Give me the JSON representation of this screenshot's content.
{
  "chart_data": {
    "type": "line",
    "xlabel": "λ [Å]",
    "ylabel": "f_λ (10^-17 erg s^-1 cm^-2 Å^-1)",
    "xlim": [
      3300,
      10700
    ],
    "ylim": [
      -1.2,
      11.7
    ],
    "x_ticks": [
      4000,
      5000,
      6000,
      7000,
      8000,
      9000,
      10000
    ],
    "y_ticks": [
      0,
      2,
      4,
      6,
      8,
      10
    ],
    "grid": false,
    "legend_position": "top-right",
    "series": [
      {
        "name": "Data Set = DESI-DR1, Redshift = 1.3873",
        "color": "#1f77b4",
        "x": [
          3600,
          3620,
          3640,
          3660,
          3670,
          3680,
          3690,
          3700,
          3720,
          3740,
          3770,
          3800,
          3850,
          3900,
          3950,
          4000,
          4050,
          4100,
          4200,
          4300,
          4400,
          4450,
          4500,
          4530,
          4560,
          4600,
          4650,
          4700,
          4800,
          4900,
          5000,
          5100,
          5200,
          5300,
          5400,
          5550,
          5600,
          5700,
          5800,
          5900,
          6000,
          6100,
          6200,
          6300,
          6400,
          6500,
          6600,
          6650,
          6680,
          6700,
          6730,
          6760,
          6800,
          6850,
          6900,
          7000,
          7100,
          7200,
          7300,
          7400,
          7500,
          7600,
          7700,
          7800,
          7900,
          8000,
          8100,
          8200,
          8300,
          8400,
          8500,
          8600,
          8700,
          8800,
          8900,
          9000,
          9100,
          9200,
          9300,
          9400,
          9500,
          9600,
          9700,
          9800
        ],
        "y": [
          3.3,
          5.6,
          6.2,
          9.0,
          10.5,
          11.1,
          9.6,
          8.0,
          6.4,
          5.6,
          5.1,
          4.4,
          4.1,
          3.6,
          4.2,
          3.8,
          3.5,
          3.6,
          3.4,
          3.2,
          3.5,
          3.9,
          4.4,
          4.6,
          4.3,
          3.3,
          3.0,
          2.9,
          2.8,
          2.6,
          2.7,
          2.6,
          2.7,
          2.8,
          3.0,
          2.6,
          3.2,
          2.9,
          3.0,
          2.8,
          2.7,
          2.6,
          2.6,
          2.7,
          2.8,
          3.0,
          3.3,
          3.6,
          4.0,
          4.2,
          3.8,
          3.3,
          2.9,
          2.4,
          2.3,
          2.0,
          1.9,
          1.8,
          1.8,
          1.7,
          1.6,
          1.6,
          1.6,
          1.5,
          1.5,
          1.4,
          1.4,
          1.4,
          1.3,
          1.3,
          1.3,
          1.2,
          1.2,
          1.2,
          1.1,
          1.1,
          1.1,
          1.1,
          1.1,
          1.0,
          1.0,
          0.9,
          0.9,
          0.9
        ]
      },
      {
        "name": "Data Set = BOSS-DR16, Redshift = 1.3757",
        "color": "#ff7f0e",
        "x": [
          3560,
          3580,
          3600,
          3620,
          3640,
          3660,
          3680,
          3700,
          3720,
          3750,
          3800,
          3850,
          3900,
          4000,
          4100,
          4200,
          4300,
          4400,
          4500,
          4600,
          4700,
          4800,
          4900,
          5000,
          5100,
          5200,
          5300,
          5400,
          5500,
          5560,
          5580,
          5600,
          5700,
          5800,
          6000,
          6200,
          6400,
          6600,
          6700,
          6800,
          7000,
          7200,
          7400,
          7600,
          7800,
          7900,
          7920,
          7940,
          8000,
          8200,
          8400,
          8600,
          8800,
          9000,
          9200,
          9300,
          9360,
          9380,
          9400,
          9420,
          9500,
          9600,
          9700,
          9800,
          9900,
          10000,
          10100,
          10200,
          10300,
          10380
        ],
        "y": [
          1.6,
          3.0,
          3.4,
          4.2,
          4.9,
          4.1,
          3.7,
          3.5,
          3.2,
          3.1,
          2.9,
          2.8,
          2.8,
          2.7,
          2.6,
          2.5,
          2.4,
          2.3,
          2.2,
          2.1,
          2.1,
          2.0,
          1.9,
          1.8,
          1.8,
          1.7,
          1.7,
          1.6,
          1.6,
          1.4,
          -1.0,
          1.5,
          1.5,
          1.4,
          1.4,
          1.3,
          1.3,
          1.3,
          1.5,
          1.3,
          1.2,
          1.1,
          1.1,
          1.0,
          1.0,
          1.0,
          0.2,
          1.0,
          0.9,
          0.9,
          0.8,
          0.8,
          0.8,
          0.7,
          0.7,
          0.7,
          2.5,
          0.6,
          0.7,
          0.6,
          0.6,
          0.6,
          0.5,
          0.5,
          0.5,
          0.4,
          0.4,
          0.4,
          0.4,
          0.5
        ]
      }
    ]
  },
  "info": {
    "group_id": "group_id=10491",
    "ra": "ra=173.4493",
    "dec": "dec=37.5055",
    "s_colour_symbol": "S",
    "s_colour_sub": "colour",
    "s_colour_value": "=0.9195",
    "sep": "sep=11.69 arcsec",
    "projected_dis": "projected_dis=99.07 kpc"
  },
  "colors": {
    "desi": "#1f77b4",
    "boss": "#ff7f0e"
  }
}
★ ★ ★
Repeat the data exactly. Leave nothing out.

Give me the JSON representation of this screenshot's content.
{
  "chart_data": {
    "type": "line",
    "xlabel": "λ [Å]",
    "ylabel": "f_λ (10^-17 erg s^-1 cm^-2 Å^-1)",
    "xlim": [
      3300,
      10700
    ],
    "ylim": [
      -1.2,
      11.7
    ],
    "x_ticks": [
      4000,
      5000,
      6000,
      7000,
      8000,
      9000,
      10000
    ],
    "y_ticks": [
      0,
      2,
      4,
      6,
      8,
      10
    ],
    "grid": false,
    "legend_position": "top-right",
    "series": [
      {
        "name": "Data Set = DESI-DR1, Redshift = 1.3873",
        "color": "#1f77b4",
        "x": [
          3600,
          3620,
          3640,
          3660,
          3670,
          3680,
          3690,
          3700,
          3720,
          3740,
          3770,
          3800,
          3850,
          3900,
          3950,
          4000,
          4050,
          4100,
          4200,
          4300,
          4400,
          4450,
          4500,
          4530,
          4560,
          4600,
          4650,
          4700,
          4800,
          4900,
          5000,
          5100,
          5200,
          5300,
          5400,
          5550,
          5600,
          5700,
          5800,
          5900,
          6000,
          6100,
          6200,
          6300,
          6400,
          6500,
          6600,
          6650,
          6680,
          6700,
          6730,
          6760,
          6800,
          6850,
          6900,
          7000,
          7100,
          7200,
          7300,
          7400,
          7500,
          7600,
          7700,
          7800,
          7900,
          8000,
          8100,
          8200,
          8300,
          8400,
          8500,
          8600,
          8700,
          8800,
          8900,
          9000,
          9100,
          9200,
          9300,
          9400,
          9500,
          9600,
          9700,
          9800
        ],
        "y": [
          3.3,
          5.6,
          6.2,
          9.0,
          10.5,
          11.1,
          9.6,
          8.0,
          6.4,
          5.6,
          5.1,
          4.4,
          4.1,
          3.6,
          4.2,
          3.8,
          3.5,
          3.6,
          3.4,
          3.2,
          3.5,
          3.9,
          4.4,
          4.6,
          4.3,
          3.3,
          3.0,
          2.9,
          2.8,
          2.6,
          2.7,
          2.6,
          2.7,
          2.8,
          3.0,
          2.6,
          3.2,
          2.9,
          3.0,
          2.8,
          2.7,
          2.6,
          2.6,
          2.7,
          2.8,
          3.0,
          3.3,
          3.6,
          4.0,
          4.2,
          3.8,
          3.3,
          2.9,
          2.4,
          2.3,
          2.0,
          1.9,
          1.8,
          1.8,
          1.7,
          1.6,
          1.6,
          1.6,
          1.5,
          1.5,
          1.4,
          1.4,
          1.4,
          1.3,
          1.3,
          1.3,
          1.2,
          1.2,
          1.2,
          1.1,
          1.1,
          1.1,
          1.1,
          1.1,
          1.0,
          1.0,
          0.9,
          0.9,
          0.9
        ]
      },
      {
        "name": "Data Set = BOSS-DR16, Redshift = 1.3757",
        "color": "#ff7f0e",
        "x": [
          3560,
          3580,
          3600,
          3620,
          3640,
          3660,
          3680,
          3700,
          3720,
          3750,
          3800,
          3850,
          3900,
          4000,
          4100,
          4200,
          4300,
          4400,
          4500,
          4600,
          4700,
          4800,
          4900,
          5000,
          5100,
          5200,
          5300,
          5400,
          5500,
          5560,
          5580,
          5600,
          5700,
          5800,
          6000,
          6200,
          6400,
          6600,
          6700,
          6800,
          7000,
          7200,
          7400,
          7600,
          7800,
          7900,
          7920,
          7940,
          8000,
          8200,
          8400,
          8600,
          8800,
          9000,
          9200,
          9300,
          9360,
          9380,
          9400,
          9420,
          9500,
          9600,
          9700,
          9800,
          9900,
          10000,
          10100,
          10200,
          10300,
          10380
        ],
        "y": [
          1.6,
          3.0,
          3.4,
          4.2,
          4.9,
          4.1,
          3.7,
          3.5,
          3.2,
          3.1,
          2.9,
          2.8,
          2.8,
          2.7,
          2.6,
          2.5,
          2.4,
          2.3,
          2.2,
          2.1,
          2.1,
          2.0,
          1.9,
          1.8,
          1.8,
          1.7,
          1.7,
          1.6,
          1.6,
          1.4,
          -1.0,
          1.5,
          1.5,
          1.4,
          1.4,
          1.3,
          1.3,
          1.3,
          1.5,
          1.3,
          1.2,
          1.1,
          1.1,
          1.0,
          1.0,
          1.0,
          0.2,
          1.0,
          0.9,
          0.9,
          0.8,
          0.8,
          0.8,
          0.7,
          0.7,
          0.7,
          2.5,
          0.6,
          0.7,
          0.6,
          0.6,
          0.6,
          0.5,
          0.5,
          0.5,
          0.4,
          0.4,
          0.4,
          0.4,
          0.5
        ]
      }
    ]
  },
  "info": {
    "group_id": "group_id=10491",
    "ra": "ra=173.4493",
    "dec": "dec=37.5055",
    "s_colour_symbol": "S",
    "s_colour_sub": "colour",
    "s_colour_value": "=0.9195",
    "sep": "sep=11.69 arcsec",
    "projected_dis": "projected_dis=99.07 kpc"
  },
  "colors": {
    "desi": "#1f77b4",
    "boss": "#ff7f0e"
  }
}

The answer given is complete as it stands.